» **Work to be completed**
Quote the listing in full, exactly as given, minus any pictures.

» **Data shown**
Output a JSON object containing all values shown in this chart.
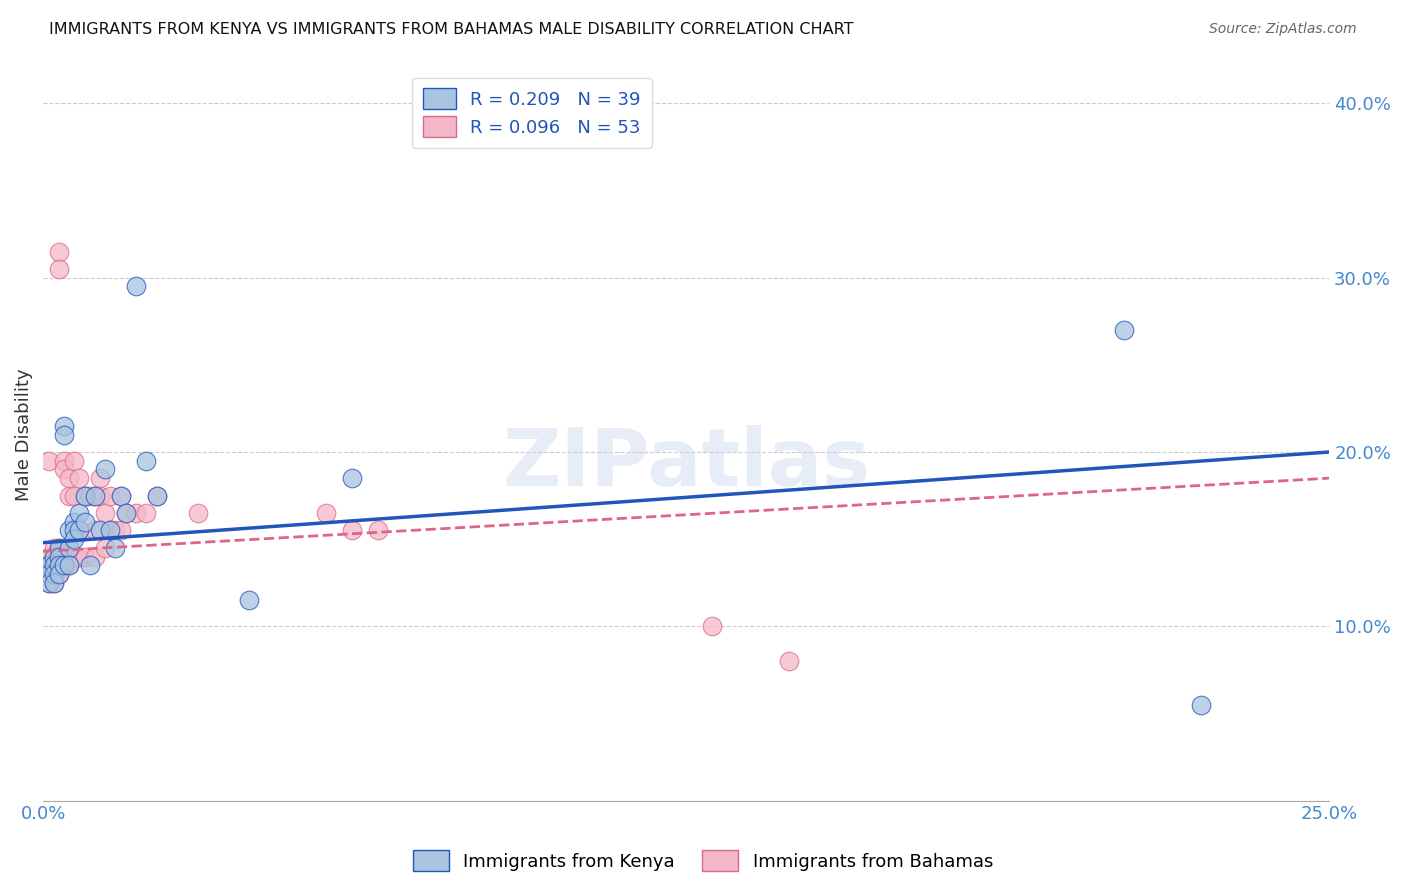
{
  "title": "IMMIGRANTS FROM KENYA VS IMMIGRANTS FROM BAHAMAS MALE DISABILITY CORRELATION CHART",
  "source": "Source: ZipAtlas.com",
  "ylabel": "Male Disability",
  "xlim": [
    0.0,
    0.25
  ],
  "ylim": [
    0.0,
    0.42
  ],
  "color_kenya": "#a8c4e0",
  "color_bahamas": "#f4b8c8",
  "line_color_kenya": "#2255bb",
  "line_color_bahamas": "#dd6688",
  "watermark": "ZIPatlas",
  "background_color": "#ffffff",
  "grid_color": "#cccccc",
  "kenya_x": [
    0.001,
    0.001,
    0.001,
    0.002,
    0.002,
    0.002,
    0.002,
    0.003,
    0.003,
    0.003,
    0.003,
    0.004,
    0.004,
    0.004,
    0.005,
    0.005,
    0.005,
    0.006,
    0.006,
    0.006,
    0.007,
    0.007,
    0.008,
    0.008,
    0.009,
    0.01,
    0.011,
    0.012,
    0.013,
    0.014,
    0.015,
    0.016,
    0.018,
    0.02,
    0.022,
    0.04,
    0.06,
    0.21,
    0.225
  ],
  "kenya_y": [
    0.135,
    0.13,
    0.125,
    0.14,
    0.135,
    0.13,
    0.125,
    0.145,
    0.14,
    0.135,
    0.13,
    0.215,
    0.21,
    0.135,
    0.155,
    0.145,
    0.135,
    0.16,
    0.155,
    0.15,
    0.165,
    0.155,
    0.175,
    0.16,
    0.135,
    0.175,
    0.155,
    0.19,
    0.155,
    0.145,
    0.175,
    0.165,
    0.295,
    0.195,
    0.175,
    0.115,
    0.185,
    0.27,
    0.055
  ],
  "bahamas_x": [
    0.001,
    0.001,
    0.001,
    0.001,
    0.001,
    0.002,
    0.002,
    0.002,
    0.002,
    0.002,
    0.003,
    0.003,
    0.003,
    0.003,
    0.004,
    0.004,
    0.004,
    0.004,
    0.005,
    0.005,
    0.005,
    0.005,
    0.006,
    0.006,
    0.006,
    0.007,
    0.007,
    0.007,
    0.008,
    0.008,
    0.009,
    0.01,
    0.01,
    0.01,
    0.011,
    0.011,
    0.012,
    0.012,
    0.013,
    0.013,
    0.014,
    0.015,
    0.015,
    0.016,
    0.018,
    0.02,
    0.022,
    0.03,
    0.055,
    0.06,
    0.065,
    0.13,
    0.145
  ],
  "bahamas_y": [
    0.14,
    0.135,
    0.13,
    0.125,
    0.195,
    0.145,
    0.14,
    0.135,
    0.13,
    0.125,
    0.315,
    0.305,
    0.145,
    0.13,
    0.195,
    0.19,
    0.145,
    0.135,
    0.185,
    0.175,
    0.145,
    0.135,
    0.195,
    0.175,
    0.14,
    0.185,
    0.155,
    0.14,
    0.175,
    0.14,
    0.175,
    0.175,
    0.155,
    0.14,
    0.185,
    0.175,
    0.165,
    0.145,
    0.175,
    0.155,
    0.155,
    0.175,
    0.155,
    0.165,
    0.165,
    0.165,
    0.175,
    0.165,
    0.165,
    0.155,
    0.155,
    0.1,
    0.08
  ],
  "kenya_line_x0": 0.0,
  "kenya_line_y0": 0.148,
  "kenya_line_x1": 0.25,
  "kenya_line_y1": 0.2,
  "bahamas_line_x0": 0.0,
  "bahamas_line_y0": 0.143,
  "bahamas_line_x1": 0.25,
  "bahamas_line_y1": 0.185
}
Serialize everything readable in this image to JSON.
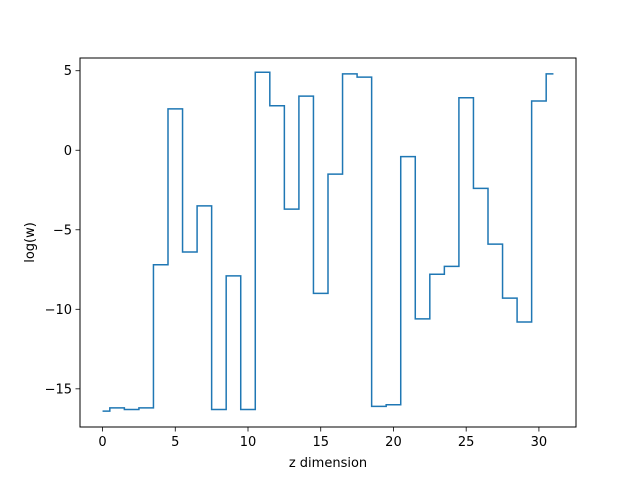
{
  "chart_data": {
    "type": "line",
    "drawstyle": "steps-mid",
    "title": "",
    "xlabel": "z dimension",
    "ylabel": "log(w)",
    "xlim": [
      -1.55,
      32.55
    ],
    "ylim": [
      -17.4,
      5.8
    ],
    "xticks": [
      0,
      5,
      10,
      15,
      20,
      25,
      30
    ],
    "xtick_labels": [
      "0",
      "5",
      "10",
      "15",
      "20",
      "25",
      "30"
    ],
    "yticks": [
      -15,
      -10,
      -5,
      0,
      5
    ],
    "ytick_labels": [
      "−15",
      "−10",
      "−5",
      "0",
      "5"
    ],
    "grid": false,
    "series": [
      {
        "color": "#1f77b4",
        "x": [
          0,
          1,
          2,
          3,
          4,
          5,
          6,
          7,
          8,
          9,
          10,
          11,
          12,
          13,
          14,
          15,
          16,
          17,
          18,
          19,
          20,
          21,
          22,
          23,
          24,
          25,
          26,
          27,
          28,
          29,
          30,
          31
        ],
        "values": [
          -16.4,
          -16.2,
          -16.3,
          -16.2,
          -7.2,
          2.6,
          -6.4,
          -3.5,
          -16.3,
          -7.9,
          -16.3,
          4.9,
          2.8,
          -3.7,
          3.4,
          -9.0,
          -1.5,
          4.8,
          4.6,
          -16.1,
          -16.0,
          -0.4,
          -10.6,
          -7.8,
          -7.3,
          3.3,
          -2.4,
          -5.9,
          -9.3,
          -10.8,
          3.1,
          4.8
        ]
      }
    ]
  }
}
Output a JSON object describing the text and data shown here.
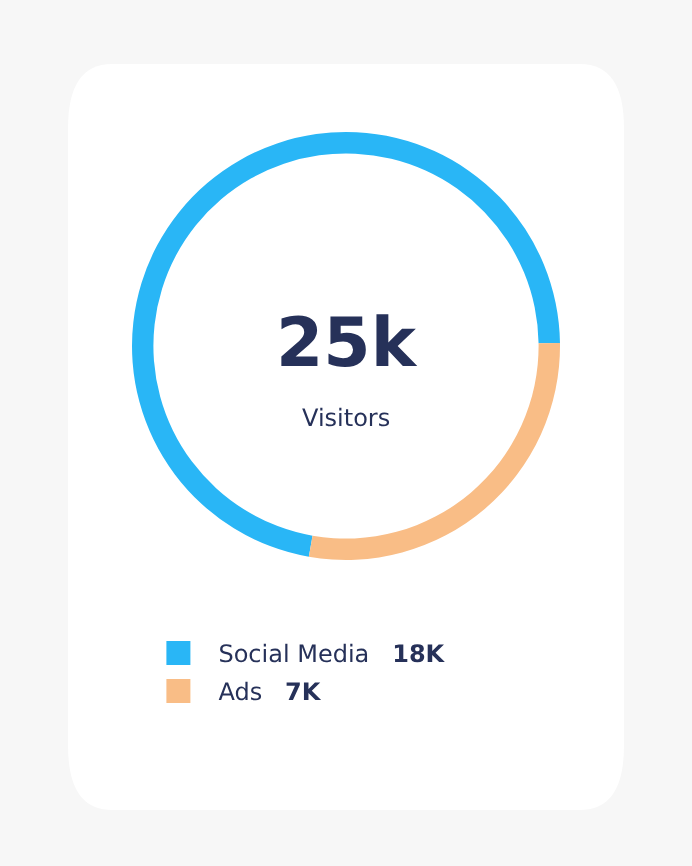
{
  "chart_data": {
    "type": "donut",
    "categories": [
      "Social Media",
      "Ads"
    ],
    "values": [
      18,
      7
    ],
    "value_labels": [
      "18K",
      "7K"
    ],
    "colors": [
      "#29b6f6",
      "#f9bd86"
    ],
    "annotations": [
      "25k",
      "Visitors"
    ],
    "legend": "bottom left"
  }
}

» **Exercise output**
Output a JSON object containing all values shown in this chart.
{
  "title": "IMMIGRANTS FROM KENYA VS IMMIGRANTS FROM BAHAMAS MALE DISABILITY CORRELATION CHART",
  "source": "Source: ZipAtlas.com",
  "ylabel": "Male Disability",
  "xlim": [
    0.0,
    0.25
  ],
  "ylim": [
    0.0,
    0.42
  ],
  "color_kenya": "#a8c4e0",
  "color_bahamas": "#f4b8c8",
  "line_color_kenya": "#2255bb",
  "line_color_bahamas": "#dd6688",
  "watermark": "ZIPatlas",
  "background_color": "#ffffff",
  "grid_color": "#cccccc",
  "kenya_x": [
    0.001,
    0.001,
    0.001,
    0.002,
    0.002,
    0.002,
    0.002,
    0.003,
    0.003,
    0.003,
    0.003,
    0.004,
    0.004,
    0.004,
    0.005,
    0.005,
    0.005,
    0.006,
    0.006,
    0.006,
    0.007,
    0.007,
    0.008,
    0.008,
    0.009,
    0.01,
    0.011,
    0.012,
    0.013,
    0.014,
    0.015,
    0.016,
    0.018,
    0.02,
    0.022,
    0.04,
    0.06,
    0.21,
    0.225
  ],
  "kenya_y": [
    0.135,
    0.13,
    0.125,
    0.14,
    0.135,
    0.13,
    0.125,
    0.145,
    0.14,
    0.135,
    0.13,
    0.215,
    0.21,
    0.135,
    0.155,
    0.145,
    0.135,
    0.16,
    0.155,
    0.15,
    0.165,
    0.155,
    0.175,
    0.16,
    0.135,
    0.175,
    0.155,
    0.19,
    0.155,
    0.145,
    0.175,
    0.165,
    0.295,
    0.195,
    0.175,
    0.115,
    0.185,
    0.27,
    0.055
  ],
  "bahamas_x": [
    0.001,
    0.001,
    0.001,
    0.001,
    0.001,
    0.002,
    0.002,
    0.002,
    0.002,
    0.002,
    0.003,
    0.003,
    0.003,
    0.003,
    0.004,
    0.004,
    0.004,
    0.004,
    0.005,
    0.005,
    0.005,
    0.005,
    0.006,
    0.006,
    0.006,
    0.007,
    0.007,
    0.007,
    0.008,
    0.008,
    0.009,
    0.01,
    0.01,
    0.01,
    0.011,
    0.011,
    0.012,
    0.012,
    0.013,
    0.013,
    0.014,
    0.015,
    0.015,
    0.016,
    0.018,
    0.02,
    0.022,
    0.03,
    0.055,
    0.06,
    0.065,
    0.13,
    0.145
  ],
  "bahamas_y": [
    0.14,
    0.135,
    0.13,
    0.125,
    0.195,
    0.145,
    0.14,
    0.135,
    0.13,
    0.125,
    0.315,
    0.305,
    0.145,
    0.13,
    0.195,
    0.19,
    0.145,
    0.135,
    0.185,
    0.175,
    0.145,
    0.135,
    0.195,
    0.175,
    0.14,
    0.185,
    0.155,
    0.14,
    0.175,
    0.14,
    0.175,
    0.175,
    0.155,
    0.14,
    0.185,
    0.175,
    0.165,
    0.145,
    0.175,
    0.155,
    0.155,
    0.175,
    0.155,
    0.165,
    0.165,
    0.165,
    0.175,
    0.165,
    0.165,
    0.155,
    0.155,
    0.1,
    0.08
  ],
  "kenya_line_x0": 0.0,
  "kenya_line_y0": 0.148,
  "kenya_line_x1": 0.25,
  "kenya_line_y1": 0.2,
  "bahamas_line_x0": 0.0,
  "bahamas_line_y0": 0.143,
  "bahamas_line_x1": 0.25,
  "bahamas_line_y1": 0.185
}
Serialize everything readable in this image to JSON.
{
  "chart_data": {
    "type": "line",
    "drawstyle": "steps-mid",
    "title": "",
    "xlabel": "z dimension",
    "ylabel": "log(w)",
    "xlim": [
      -1.55,
      32.55
    ],
    "ylim": [
      -17.4,
      5.8
    ],
    "xticks": [
      0,
      5,
      10,
      15,
      20,
      25,
      30
    ],
    "xtick_labels": [
      "0",
      "5",
      "10",
      "15",
      "20",
      "25",
      "30"
    ],
    "yticks": [
      -15,
      -10,
      -5,
      0,
      5
    ],
    "ytick_labels": [
      "−15",
      "−10",
      "−5",
      "0",
      "5"
    ],
    "grid": false,
    "series": [
      {
        "color": "#1f77b4",
        "x": [
          0,
          1,
          2,
          3,
          4,
          5,
          6,
          7,
          8,
          9,
          10,
          11,
          12,
          13,
          14,
          15,
          16,
          17,
          18,
          19,
          20,
          21,
          22,
          23,
          24,
          25,
          26,
          27,
          28,
          29,
          30,
          31
        ],
        "values": [
          -16.4,
          -16.2,
          -16.3,
          -16.2,
          -7.2,
          2.6,
          -6.4,
          -3.5,
          -16.3,
          -7.9,
          -16.3,
          4.9,
          2.8,
          -3.7,
          3.4,
          -9.0,
          -1.5,
          4.8,
          4.6,
          -16.1,
          -16.0,
          -0.4,
          -10.6,
          -7.8,
          -7.3,
          3.3,
          -2.4,
          -5.9,
          -9.3,
          -10.8,
          3.1,
          4.8
        ]
      }
    ]
  }
}
Output a JSON object describing the text and data shown here.
{
  "chart_data": {
    "type": "donut",
    "categories": [
      "Social Media",
      "Ads"
    ],
    "values": [
      18,
      7
    ],
    "value_labels": [
      "18K",
      "7K"
    ],
    "colors": [
      "#29b6f6",
      "#f9bd86"
    ],
    "annotations": [
      "25k",
      "Visitors"
    ],
    "legend": "bottom left"
  }
}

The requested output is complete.